### Directions
Find every line with "Karlh" in it, then report how many there are and nothing more.

Stored records
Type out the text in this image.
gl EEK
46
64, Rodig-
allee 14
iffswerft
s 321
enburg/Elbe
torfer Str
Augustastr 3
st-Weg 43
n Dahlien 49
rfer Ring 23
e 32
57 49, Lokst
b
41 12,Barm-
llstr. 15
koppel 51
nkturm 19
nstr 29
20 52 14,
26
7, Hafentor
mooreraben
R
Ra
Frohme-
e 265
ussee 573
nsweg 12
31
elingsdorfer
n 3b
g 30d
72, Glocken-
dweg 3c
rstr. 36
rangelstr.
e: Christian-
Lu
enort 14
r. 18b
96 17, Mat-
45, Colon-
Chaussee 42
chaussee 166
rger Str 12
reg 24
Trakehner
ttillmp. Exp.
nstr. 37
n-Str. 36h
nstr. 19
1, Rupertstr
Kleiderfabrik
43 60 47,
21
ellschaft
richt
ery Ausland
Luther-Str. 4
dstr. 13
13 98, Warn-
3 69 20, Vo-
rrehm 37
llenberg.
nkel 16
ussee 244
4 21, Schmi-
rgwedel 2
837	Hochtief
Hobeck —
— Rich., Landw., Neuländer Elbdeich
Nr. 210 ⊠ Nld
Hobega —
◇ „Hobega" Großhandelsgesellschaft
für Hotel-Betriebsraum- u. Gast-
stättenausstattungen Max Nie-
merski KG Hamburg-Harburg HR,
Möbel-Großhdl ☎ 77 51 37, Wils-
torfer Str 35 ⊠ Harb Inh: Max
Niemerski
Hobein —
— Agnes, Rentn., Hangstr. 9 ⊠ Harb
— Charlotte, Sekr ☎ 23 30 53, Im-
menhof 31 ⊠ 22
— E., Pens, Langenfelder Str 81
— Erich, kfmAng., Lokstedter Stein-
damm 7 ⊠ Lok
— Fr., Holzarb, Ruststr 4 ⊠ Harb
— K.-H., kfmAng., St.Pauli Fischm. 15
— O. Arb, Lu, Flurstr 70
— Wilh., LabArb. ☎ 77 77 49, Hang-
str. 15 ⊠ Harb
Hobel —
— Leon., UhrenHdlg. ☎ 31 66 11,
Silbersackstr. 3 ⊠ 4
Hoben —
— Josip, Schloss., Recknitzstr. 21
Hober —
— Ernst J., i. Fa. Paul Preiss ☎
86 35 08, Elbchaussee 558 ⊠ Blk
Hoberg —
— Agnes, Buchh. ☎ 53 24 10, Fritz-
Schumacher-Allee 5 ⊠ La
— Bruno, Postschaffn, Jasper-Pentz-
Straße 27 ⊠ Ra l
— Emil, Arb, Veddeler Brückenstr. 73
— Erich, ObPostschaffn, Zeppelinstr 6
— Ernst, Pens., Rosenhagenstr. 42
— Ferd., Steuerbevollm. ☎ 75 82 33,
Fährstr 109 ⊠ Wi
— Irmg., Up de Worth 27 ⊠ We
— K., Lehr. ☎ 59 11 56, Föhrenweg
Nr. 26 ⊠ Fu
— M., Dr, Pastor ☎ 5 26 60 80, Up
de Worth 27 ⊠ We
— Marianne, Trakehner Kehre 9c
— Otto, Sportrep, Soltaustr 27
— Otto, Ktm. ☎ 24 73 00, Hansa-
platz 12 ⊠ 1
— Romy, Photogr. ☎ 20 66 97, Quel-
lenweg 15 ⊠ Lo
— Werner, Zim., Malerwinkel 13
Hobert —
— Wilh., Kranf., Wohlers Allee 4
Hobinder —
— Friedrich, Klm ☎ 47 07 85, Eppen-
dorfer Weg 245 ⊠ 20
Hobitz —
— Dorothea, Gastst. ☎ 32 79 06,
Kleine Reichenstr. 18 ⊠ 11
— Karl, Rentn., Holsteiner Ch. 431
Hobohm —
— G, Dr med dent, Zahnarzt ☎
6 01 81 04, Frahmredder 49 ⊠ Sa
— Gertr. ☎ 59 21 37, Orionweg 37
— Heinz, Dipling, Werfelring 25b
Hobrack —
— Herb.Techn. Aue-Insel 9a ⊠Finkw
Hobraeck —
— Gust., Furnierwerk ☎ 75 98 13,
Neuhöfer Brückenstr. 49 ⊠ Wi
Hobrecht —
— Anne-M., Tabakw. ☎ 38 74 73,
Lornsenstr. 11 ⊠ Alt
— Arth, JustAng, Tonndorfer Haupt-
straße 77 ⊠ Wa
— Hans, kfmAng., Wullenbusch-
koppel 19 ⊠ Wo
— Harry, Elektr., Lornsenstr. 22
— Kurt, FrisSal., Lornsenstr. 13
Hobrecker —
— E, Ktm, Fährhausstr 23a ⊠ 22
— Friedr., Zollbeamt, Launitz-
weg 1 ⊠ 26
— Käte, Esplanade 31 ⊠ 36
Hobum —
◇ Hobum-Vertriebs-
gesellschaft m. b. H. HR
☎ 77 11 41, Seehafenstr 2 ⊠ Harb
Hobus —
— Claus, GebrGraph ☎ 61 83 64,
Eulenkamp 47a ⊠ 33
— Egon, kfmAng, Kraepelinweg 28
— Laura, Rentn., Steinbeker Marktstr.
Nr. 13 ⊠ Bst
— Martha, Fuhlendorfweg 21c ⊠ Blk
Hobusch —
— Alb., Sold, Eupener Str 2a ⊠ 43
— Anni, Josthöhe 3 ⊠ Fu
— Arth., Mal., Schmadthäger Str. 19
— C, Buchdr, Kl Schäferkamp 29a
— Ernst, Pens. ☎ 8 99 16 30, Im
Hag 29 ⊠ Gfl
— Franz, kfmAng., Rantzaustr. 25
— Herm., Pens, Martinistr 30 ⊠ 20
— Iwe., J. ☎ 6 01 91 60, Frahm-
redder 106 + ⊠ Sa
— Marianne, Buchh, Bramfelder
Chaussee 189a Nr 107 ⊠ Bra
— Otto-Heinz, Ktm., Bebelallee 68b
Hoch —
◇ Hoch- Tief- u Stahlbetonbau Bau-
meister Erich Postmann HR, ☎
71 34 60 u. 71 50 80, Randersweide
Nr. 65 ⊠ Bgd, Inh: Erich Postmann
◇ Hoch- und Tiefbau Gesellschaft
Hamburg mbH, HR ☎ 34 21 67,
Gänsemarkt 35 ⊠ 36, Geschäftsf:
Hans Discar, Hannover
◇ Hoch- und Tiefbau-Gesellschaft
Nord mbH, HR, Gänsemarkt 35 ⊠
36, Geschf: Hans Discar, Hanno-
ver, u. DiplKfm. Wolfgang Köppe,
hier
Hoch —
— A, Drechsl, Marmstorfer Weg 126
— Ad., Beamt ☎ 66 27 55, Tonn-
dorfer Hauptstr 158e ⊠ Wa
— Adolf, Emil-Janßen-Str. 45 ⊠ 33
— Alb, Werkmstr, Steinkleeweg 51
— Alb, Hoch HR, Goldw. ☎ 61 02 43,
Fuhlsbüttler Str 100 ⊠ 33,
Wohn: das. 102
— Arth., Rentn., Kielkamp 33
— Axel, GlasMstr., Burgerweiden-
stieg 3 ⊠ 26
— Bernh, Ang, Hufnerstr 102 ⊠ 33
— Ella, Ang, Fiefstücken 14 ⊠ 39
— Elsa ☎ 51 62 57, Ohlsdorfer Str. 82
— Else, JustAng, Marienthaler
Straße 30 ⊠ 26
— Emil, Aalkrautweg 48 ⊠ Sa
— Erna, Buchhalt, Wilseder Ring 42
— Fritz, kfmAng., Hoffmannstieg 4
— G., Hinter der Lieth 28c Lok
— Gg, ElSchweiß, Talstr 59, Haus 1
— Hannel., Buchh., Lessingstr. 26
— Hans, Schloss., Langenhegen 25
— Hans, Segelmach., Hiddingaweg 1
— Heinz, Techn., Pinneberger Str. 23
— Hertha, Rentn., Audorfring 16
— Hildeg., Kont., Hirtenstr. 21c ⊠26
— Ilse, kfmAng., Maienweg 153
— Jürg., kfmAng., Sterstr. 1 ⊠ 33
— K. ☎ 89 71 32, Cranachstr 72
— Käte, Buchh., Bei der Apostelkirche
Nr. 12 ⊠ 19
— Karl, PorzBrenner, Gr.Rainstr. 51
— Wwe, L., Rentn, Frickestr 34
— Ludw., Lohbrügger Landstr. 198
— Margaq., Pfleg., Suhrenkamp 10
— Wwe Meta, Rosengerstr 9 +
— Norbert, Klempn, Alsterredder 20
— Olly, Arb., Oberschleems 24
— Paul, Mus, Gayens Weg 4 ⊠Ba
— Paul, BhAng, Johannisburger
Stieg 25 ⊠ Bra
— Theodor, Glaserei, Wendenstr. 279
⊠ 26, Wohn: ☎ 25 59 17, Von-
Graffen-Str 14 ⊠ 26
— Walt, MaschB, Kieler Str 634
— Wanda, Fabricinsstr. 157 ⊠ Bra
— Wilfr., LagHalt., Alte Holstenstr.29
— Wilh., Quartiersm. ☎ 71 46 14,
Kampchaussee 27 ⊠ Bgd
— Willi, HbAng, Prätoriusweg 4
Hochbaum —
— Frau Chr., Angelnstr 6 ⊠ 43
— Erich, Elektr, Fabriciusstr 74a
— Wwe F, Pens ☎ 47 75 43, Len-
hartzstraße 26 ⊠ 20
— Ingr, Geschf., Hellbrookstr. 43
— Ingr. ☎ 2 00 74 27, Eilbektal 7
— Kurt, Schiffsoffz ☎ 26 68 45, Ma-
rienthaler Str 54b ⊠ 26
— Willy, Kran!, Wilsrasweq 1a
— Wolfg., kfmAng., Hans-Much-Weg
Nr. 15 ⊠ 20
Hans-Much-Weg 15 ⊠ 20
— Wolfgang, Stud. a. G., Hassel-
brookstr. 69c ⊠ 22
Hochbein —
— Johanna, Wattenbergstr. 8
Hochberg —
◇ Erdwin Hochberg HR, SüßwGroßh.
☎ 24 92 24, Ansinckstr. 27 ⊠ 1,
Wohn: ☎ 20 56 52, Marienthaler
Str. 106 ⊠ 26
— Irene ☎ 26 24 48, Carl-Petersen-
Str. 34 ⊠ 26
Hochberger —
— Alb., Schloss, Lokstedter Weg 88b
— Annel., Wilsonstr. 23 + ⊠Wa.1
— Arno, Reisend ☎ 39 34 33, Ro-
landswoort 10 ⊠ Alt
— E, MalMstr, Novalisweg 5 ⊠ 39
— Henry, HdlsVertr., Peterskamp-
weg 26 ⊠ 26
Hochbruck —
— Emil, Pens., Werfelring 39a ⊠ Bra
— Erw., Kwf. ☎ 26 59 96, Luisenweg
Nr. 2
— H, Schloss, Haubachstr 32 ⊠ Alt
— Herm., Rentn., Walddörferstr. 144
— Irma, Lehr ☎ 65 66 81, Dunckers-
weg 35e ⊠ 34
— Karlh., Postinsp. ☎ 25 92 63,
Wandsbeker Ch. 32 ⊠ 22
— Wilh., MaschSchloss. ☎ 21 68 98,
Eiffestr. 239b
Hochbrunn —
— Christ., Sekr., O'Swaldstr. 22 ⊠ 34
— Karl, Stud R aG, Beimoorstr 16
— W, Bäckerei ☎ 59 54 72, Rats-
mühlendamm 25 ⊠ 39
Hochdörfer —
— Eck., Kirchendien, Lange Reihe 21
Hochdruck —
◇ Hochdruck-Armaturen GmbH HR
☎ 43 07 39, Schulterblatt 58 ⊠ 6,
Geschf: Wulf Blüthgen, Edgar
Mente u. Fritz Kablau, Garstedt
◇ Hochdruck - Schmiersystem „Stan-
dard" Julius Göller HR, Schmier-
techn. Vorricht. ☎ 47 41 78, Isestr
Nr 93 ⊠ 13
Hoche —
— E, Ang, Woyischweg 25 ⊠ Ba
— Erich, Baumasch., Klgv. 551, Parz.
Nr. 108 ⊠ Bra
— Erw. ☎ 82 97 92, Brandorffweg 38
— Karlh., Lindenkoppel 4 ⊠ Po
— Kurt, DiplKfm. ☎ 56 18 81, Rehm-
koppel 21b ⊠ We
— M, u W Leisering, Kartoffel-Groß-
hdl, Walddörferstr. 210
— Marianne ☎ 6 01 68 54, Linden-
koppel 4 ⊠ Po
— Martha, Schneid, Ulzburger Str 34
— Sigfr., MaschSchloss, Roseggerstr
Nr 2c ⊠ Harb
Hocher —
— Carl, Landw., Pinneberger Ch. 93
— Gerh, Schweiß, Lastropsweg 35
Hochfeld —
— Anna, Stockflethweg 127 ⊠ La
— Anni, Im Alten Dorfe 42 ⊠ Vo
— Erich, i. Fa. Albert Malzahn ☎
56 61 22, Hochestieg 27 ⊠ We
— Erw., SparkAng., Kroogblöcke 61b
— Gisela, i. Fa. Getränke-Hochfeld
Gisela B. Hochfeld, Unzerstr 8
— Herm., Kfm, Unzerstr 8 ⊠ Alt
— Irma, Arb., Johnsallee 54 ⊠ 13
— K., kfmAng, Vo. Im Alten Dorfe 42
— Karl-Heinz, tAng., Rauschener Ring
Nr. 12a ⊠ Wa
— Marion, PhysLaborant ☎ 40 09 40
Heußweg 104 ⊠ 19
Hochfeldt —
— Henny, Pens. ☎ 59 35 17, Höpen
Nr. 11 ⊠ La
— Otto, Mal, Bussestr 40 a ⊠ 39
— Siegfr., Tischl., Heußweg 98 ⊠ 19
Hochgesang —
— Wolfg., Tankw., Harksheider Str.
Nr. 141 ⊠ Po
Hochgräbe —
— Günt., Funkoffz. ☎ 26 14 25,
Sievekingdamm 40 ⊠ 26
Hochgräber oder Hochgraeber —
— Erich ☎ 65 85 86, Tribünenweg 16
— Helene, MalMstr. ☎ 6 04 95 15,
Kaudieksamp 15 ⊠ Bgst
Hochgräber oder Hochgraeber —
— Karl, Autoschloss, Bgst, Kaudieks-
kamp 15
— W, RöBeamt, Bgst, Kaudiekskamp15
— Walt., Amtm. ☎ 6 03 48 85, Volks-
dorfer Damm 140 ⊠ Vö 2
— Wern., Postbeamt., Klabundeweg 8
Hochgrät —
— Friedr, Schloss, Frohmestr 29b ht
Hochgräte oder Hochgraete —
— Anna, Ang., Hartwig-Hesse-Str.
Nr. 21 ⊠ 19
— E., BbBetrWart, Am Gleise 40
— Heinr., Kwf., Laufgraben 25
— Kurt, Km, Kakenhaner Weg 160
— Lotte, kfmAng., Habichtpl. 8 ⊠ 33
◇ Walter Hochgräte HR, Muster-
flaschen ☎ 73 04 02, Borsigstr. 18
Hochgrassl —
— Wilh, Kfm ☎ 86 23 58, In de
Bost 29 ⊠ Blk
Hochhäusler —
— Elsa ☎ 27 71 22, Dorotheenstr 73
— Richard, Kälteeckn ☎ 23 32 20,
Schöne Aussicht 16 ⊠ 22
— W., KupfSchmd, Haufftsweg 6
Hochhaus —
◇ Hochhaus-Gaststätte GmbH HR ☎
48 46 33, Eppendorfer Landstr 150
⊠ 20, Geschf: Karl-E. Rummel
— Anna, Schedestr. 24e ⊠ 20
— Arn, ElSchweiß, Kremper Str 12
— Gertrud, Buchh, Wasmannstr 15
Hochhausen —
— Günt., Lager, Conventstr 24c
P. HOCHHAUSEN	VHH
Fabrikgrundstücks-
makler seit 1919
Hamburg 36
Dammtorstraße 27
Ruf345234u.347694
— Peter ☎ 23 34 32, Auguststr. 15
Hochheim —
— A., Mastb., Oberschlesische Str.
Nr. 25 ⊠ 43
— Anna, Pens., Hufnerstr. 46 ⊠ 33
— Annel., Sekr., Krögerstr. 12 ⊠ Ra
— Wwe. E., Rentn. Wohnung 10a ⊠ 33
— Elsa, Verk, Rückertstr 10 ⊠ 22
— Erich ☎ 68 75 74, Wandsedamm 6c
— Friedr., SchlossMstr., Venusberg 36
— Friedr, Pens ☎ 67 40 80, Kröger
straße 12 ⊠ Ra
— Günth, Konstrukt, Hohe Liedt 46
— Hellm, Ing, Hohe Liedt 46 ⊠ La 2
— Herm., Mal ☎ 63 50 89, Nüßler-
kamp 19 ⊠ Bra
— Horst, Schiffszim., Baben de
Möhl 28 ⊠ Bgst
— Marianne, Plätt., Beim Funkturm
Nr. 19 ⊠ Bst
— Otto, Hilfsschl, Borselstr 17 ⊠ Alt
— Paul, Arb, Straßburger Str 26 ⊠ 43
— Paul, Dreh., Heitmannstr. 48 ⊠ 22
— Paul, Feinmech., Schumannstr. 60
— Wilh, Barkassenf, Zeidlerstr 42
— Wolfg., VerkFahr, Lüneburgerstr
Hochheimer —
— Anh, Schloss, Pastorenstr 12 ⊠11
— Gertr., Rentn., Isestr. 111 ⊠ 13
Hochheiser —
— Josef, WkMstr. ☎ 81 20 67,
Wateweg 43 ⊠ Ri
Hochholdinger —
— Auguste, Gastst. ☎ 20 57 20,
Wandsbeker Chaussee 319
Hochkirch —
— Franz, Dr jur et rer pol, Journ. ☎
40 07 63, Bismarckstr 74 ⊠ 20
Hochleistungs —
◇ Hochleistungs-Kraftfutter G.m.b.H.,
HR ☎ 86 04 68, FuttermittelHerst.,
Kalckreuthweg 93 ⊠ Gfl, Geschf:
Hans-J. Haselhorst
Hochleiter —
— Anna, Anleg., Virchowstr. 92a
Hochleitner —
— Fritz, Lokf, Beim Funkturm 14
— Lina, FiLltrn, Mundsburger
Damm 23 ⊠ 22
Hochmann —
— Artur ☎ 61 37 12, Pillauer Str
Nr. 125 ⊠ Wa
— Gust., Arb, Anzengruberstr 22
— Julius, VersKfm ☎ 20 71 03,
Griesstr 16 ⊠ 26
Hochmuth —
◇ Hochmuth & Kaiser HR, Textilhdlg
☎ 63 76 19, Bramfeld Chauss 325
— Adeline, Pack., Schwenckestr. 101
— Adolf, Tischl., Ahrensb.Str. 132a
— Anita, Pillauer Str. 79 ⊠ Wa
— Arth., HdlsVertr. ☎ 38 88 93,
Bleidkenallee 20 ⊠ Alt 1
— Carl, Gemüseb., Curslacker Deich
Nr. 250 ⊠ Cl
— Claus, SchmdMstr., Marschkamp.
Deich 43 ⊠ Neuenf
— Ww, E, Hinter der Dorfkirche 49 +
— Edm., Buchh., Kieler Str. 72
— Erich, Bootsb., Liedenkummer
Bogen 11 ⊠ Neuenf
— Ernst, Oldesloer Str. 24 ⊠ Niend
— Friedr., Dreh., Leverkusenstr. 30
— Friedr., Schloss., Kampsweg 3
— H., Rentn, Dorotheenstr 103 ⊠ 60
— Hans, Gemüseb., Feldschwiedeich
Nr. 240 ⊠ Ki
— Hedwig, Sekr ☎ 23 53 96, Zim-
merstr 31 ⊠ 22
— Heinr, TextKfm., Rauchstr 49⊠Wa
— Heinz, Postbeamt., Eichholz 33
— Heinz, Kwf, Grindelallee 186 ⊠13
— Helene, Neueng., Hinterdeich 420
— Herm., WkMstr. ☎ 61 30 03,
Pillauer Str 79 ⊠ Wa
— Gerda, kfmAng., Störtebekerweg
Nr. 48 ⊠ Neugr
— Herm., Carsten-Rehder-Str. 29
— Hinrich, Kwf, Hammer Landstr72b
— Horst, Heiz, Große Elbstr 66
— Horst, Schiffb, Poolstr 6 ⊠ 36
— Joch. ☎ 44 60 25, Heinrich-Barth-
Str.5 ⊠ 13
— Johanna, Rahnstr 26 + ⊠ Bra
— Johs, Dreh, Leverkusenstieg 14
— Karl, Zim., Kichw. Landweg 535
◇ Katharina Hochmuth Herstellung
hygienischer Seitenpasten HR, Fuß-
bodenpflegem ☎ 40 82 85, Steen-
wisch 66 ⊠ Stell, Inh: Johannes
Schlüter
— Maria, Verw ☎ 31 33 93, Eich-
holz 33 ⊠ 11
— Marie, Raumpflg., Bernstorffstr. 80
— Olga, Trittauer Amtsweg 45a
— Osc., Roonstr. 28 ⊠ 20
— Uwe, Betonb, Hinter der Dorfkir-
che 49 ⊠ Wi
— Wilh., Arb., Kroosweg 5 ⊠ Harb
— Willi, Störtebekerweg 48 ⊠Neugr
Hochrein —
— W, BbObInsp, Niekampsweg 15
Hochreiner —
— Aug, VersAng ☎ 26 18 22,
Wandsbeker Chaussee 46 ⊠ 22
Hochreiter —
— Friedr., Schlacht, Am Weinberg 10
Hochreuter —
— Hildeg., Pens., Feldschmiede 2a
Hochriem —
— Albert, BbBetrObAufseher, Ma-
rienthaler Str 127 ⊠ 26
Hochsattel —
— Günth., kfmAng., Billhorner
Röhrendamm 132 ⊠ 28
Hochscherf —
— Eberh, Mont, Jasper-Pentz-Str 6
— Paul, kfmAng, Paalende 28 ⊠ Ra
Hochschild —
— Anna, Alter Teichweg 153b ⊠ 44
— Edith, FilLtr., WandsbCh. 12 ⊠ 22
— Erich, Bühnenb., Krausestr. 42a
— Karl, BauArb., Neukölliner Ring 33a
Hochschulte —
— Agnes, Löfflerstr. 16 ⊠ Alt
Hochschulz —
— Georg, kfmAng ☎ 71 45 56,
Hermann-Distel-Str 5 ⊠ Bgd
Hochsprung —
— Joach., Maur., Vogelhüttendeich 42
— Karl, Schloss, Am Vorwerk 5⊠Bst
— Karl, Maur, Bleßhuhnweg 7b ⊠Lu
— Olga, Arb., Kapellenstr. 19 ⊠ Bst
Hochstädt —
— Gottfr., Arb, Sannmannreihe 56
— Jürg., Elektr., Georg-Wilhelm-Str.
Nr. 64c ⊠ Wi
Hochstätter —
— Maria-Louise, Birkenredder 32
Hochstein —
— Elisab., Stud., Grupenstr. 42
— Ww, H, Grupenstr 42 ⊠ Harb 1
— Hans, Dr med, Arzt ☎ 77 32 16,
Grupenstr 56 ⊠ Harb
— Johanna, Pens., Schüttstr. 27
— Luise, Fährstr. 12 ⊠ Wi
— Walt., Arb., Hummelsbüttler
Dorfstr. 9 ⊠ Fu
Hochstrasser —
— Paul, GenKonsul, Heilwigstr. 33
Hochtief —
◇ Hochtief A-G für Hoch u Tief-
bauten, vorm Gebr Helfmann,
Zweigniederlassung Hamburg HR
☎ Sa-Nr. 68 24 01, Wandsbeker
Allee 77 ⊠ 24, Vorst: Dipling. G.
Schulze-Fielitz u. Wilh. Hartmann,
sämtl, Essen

### Task response
2